Set problem: Go through the records below line by line. Count the lines with "Gardner" and give the count alone.

(Stored entries)
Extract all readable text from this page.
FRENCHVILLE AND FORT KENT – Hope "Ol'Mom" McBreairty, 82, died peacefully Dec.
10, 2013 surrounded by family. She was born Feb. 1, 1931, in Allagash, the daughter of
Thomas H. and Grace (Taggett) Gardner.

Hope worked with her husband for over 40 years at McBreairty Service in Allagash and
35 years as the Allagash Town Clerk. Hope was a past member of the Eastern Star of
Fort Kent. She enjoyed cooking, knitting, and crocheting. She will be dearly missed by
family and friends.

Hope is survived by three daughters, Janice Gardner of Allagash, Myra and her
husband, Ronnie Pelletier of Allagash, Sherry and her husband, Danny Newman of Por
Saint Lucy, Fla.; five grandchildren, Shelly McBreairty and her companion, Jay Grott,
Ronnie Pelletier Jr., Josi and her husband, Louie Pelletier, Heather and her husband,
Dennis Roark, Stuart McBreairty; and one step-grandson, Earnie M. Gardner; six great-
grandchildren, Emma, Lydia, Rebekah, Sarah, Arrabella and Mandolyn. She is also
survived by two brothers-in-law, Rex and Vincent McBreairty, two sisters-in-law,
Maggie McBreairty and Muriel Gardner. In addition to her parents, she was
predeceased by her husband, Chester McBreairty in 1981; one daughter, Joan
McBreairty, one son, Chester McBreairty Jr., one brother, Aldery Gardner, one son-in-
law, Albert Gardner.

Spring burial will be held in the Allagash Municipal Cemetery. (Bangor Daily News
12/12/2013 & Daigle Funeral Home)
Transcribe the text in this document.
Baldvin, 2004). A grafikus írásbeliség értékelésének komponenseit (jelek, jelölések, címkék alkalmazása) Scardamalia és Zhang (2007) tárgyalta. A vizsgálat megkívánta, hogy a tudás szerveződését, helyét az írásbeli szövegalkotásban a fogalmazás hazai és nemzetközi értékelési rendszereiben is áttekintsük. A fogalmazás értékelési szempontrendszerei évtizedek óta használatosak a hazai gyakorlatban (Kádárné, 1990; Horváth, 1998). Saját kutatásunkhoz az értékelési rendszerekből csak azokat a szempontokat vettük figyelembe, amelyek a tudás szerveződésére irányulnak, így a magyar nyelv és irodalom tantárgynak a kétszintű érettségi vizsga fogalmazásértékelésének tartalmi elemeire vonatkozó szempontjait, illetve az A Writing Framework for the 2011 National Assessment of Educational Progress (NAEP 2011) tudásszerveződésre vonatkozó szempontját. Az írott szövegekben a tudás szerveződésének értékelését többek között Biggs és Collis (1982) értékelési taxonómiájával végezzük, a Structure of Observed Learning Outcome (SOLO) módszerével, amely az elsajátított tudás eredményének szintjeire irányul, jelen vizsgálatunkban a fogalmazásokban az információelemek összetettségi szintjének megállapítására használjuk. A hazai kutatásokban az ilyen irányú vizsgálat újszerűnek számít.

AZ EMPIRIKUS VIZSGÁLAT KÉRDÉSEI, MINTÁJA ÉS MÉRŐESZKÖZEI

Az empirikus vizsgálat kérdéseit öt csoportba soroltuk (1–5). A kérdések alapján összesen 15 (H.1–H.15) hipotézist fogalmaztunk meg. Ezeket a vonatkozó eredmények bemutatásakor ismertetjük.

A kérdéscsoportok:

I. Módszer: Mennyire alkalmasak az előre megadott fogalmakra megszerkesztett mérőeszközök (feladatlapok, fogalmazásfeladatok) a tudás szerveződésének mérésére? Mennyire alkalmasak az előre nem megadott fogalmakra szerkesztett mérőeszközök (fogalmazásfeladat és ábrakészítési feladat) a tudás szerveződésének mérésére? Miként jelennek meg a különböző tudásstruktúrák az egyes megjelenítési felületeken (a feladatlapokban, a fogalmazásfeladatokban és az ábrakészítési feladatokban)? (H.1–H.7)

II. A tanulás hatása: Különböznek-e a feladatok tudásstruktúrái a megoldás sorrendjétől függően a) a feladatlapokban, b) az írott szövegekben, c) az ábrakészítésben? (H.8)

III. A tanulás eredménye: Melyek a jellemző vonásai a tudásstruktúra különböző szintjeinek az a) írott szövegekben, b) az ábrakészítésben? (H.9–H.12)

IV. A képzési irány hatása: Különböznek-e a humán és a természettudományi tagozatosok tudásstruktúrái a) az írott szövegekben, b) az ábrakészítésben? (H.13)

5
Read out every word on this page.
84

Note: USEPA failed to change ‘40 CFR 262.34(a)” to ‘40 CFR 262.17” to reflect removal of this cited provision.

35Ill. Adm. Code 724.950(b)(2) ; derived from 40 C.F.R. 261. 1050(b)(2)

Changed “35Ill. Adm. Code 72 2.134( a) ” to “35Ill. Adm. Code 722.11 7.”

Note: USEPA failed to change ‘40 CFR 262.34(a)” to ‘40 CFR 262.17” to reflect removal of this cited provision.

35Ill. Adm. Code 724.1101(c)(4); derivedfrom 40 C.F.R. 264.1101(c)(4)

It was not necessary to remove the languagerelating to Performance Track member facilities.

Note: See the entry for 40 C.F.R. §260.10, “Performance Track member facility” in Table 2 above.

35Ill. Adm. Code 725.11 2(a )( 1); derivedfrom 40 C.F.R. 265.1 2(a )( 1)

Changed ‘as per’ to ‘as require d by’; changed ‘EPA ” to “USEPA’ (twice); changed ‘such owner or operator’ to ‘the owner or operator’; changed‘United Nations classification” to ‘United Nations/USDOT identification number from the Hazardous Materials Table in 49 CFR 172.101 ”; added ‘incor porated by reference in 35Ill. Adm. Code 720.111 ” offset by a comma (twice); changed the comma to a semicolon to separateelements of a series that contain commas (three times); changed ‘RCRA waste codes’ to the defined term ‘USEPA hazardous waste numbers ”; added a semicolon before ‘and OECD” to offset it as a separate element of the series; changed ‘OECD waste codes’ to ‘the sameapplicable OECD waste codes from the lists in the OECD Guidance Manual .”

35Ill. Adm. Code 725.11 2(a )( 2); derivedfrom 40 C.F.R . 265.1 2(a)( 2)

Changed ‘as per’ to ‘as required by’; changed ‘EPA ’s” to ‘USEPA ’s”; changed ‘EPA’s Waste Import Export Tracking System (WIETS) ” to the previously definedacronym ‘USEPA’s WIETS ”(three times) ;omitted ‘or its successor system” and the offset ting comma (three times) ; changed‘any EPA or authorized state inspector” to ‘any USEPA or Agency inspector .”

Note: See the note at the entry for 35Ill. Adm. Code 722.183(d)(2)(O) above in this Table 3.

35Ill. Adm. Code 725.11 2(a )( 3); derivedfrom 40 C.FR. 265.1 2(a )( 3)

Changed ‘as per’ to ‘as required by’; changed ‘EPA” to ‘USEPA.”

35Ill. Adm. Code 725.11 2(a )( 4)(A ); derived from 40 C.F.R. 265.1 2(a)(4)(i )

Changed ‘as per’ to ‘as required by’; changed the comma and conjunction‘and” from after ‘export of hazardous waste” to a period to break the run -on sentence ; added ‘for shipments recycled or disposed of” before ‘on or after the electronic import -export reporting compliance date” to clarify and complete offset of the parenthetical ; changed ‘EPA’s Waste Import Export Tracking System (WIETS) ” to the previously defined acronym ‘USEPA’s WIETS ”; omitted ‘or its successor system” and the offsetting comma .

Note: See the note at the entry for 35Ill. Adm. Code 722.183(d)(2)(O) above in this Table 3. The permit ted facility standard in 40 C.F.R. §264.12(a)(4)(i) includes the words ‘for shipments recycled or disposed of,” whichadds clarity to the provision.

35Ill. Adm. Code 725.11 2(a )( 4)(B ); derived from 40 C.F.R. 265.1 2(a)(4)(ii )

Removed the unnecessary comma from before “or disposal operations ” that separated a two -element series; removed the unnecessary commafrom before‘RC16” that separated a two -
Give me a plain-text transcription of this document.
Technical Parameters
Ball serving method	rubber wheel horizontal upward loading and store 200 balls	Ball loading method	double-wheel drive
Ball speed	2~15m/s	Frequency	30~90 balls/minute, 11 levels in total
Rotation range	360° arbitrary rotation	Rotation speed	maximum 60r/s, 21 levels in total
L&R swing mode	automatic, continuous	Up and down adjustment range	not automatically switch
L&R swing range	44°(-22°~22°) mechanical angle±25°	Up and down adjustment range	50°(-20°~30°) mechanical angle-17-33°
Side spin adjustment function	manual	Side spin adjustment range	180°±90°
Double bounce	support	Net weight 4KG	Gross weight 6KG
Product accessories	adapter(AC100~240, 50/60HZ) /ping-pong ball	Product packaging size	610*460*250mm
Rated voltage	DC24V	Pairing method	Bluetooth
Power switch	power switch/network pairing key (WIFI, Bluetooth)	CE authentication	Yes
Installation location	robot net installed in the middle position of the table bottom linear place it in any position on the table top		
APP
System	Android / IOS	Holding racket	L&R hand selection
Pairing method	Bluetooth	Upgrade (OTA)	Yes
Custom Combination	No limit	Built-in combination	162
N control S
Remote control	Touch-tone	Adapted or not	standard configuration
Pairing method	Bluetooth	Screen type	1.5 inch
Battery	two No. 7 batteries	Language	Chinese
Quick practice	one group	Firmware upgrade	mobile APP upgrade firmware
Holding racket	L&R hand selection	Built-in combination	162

Completed exercise: 6